▶ _Goal_
Will you quote all of the entries, word for word?

Records from a dataset
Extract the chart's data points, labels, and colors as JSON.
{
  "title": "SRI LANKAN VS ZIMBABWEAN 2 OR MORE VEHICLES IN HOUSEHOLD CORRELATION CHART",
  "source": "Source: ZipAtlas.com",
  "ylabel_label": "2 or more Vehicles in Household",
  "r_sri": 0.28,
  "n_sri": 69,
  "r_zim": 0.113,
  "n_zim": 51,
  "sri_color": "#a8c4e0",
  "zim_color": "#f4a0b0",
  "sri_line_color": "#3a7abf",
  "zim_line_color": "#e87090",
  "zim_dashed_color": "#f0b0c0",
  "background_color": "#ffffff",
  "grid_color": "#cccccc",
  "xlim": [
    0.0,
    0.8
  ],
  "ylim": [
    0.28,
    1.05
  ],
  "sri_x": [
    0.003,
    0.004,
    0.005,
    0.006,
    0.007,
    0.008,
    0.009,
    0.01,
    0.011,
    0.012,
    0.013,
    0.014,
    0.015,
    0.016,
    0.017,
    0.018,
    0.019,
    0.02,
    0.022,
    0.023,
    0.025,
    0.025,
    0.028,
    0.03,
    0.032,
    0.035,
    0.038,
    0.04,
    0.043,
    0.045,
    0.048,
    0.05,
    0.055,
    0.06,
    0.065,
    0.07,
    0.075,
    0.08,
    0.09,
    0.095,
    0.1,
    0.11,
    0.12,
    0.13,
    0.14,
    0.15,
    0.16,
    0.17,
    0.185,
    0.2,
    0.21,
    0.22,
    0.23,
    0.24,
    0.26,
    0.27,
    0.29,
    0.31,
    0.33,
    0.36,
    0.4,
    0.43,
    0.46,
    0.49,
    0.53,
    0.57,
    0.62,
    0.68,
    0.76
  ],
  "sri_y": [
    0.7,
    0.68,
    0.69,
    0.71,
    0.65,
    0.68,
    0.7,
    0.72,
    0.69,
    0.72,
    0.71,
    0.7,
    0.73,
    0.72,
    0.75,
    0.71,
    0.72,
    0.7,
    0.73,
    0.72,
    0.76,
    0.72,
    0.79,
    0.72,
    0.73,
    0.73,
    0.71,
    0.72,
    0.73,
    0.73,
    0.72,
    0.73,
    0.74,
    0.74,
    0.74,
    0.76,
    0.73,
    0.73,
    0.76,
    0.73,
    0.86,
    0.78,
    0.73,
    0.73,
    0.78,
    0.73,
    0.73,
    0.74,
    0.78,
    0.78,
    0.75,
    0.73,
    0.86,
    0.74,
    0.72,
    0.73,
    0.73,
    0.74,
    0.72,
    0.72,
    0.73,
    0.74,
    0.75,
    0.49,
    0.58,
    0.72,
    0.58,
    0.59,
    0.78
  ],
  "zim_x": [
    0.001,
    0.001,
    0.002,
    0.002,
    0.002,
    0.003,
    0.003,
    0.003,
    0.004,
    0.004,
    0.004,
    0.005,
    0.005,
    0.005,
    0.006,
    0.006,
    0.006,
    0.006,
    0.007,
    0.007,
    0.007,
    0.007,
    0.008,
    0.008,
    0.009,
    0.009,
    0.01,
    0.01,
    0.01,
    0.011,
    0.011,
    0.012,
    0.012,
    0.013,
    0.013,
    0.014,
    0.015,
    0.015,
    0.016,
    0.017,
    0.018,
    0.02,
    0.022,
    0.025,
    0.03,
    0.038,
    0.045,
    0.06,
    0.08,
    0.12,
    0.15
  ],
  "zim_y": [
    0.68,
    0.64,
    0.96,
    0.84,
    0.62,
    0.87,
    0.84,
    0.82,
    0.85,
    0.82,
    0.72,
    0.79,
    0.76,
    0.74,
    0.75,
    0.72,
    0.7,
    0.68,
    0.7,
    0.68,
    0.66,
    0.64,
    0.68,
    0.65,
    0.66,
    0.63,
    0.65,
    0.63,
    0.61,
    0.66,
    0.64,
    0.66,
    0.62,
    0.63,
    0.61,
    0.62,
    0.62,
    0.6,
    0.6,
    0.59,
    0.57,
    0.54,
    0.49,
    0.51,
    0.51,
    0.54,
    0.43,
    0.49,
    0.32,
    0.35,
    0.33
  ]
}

▶ _In response_
Extract the chart's data points, labels, and colors as JSON.
{
  "title": "SRI LANKAN VS ZIMBABWEAN 2 OR MORE VEHICLES IN HOUSEHOLD CORRELATION CHART",
  "source": "Source: ZipAtlas.com",
  "ylabel_label": "2 or more Vehicles in Household",
  "r_sri": 0.28,
  "n_sri": 69,
  "r_zim": 0.113,
  "n_zim": 51,
  "sri_color": "#a8c4e0",
  "zim_color": "#f4a0b0",
  "sri_line_color": "#3a7abf",
  "zim_line_color": "#e87090",
  "zim_dashed_color": "#f0b0c0",
  "background_color": "#ffffff",
  "grid_color": "#cccccc",
  "xlim": [
    0.0,
    0.8
  ],
  "ylim": [
    0.28,
    1.05
  ],
  "sri_x": [
    0.003,
    0.004,
    0.005,
    0.006,
    0.007,
    0.008,
    0.009,
    0.01,
    0.011,
    0.012,
    0.013,
    0.014,
    0.015,
    0.016,
    0.017,
    0.018,
    0.019,
    0.02,
    0.022,
    0.023,
    0.025,
    0.025,
    0.028,
    0.03,
    0.032,
    0.035,
    0.038,
    0.04,
    0.043,
    0.045,
    0.048,
    0.05,
    0.055,
    0.06,
    0.065,
    0.07,
    0.075,
    0.08,
    0.09,
    0.095,
    0.1,
    0.11,
    0.12,
    0.13,
    0.14,
    0.15,
    0.16,
    0.17,
    0.185,
    0.2,
    0.21,
    0.22,
    0.23,
    0.24,
    0.26,
    0.27,
    0.29,
    0.31,
    0.33,
    0.36,
    0.4,
    0.43,
    0.46,
    0.49,
    0.53,
    0.57,
    0.62,
    0.68,
    0.76
  ],
  "sri_y": [
    0.7,
    0.68,
    0.69,
    0.71,
    0.65,
    0.68,
    0.7,
    0.72,
    0.69,
    0.72,
    0.71,
    0.7,
    0.73,
    0.72,
    0.75,
    0.71,
    0.72,
    0.7,
    0.73,
    0.72,
    0.76,
    0.72,
    0.79,
    0.72,
    0.73,
    0.73,
    0.71,
    0.72,
    0.73,
    0.73,
    0.72,
    0.73,
    0.74,
    0.74,
    0.74,
    0.76,
    0.73,
    0.73,
    0.76,
    0.73,
    0.86,
    0.78,
    0.73,
    0.73,
    0.78,
    0.73,
    0.73,
    0.74,
    0.78,
    0.78,
    0.75,
    0.73,
    0.86,
    0.74,
    0.72,
    0.73,
    0.73,
    0.74,
    0.72,
    0.72,
    0.73,
    0.74,
    0.75,
    0.49,
    0.58,
    0.72,
    0.58,
    0.59,
    0.78
  ],
  "zim_x": [
    0.001,
    0.001,
    0.002,
    0.002,
    0.002,
    0.003,
    0.003,
    0.003,
    0.004,
    0.004,
    0.004,
    0.005,
    0.005,
    0.005,
    0.006,
    0.006,
    0.006,
    0.006,
    0.007,
    0.007,
    0.007,
    0.007,
    0.008,
    0.008,
    0.009,
    0.009,
    0.01,
    0.01,
    0.01,
    0.011,
    0.011,
    0.012,
    0.012,
    0.013,
    0.013,
    0.014,
    0.015,
    0.015,
    0.016,
    0.017,
    0.018,
    0.02,
    0.022,
    0.025,
    0.03,
    0.038,
    0.045,
    0.06,
    0.08,
    0.12,
    0.15
  ],
  "zim_y": [
    0.68,
    0.64,
    0.96,
    0.84,
    0.62,
    0.87,
    0.84,
    0.82,
    0.85,
    0.82,
    0.72,
    0.79,
    0.76,
    0.74,
    0.75,
    0.72,
    0.7,
    0.68,
    0.7,
    0.68,
    0.66,
    0.64,
    0.68,
    0.65,
    0.66,
    0.63,
    0.65,
    0.63,
    0.61,
    0.66,
    0.64,
    0.66,
    0.62,
    0.63,
    0.61,
    0.62,
    0.62,
    0.6,
    0.6,
    0.59,
    0.57,
    0.54,
    0.49,
    0.51,
    0.51,
    0.54,
    0.43,
    0.49,
    0.32,
    0.35,
    0.33
  ]
}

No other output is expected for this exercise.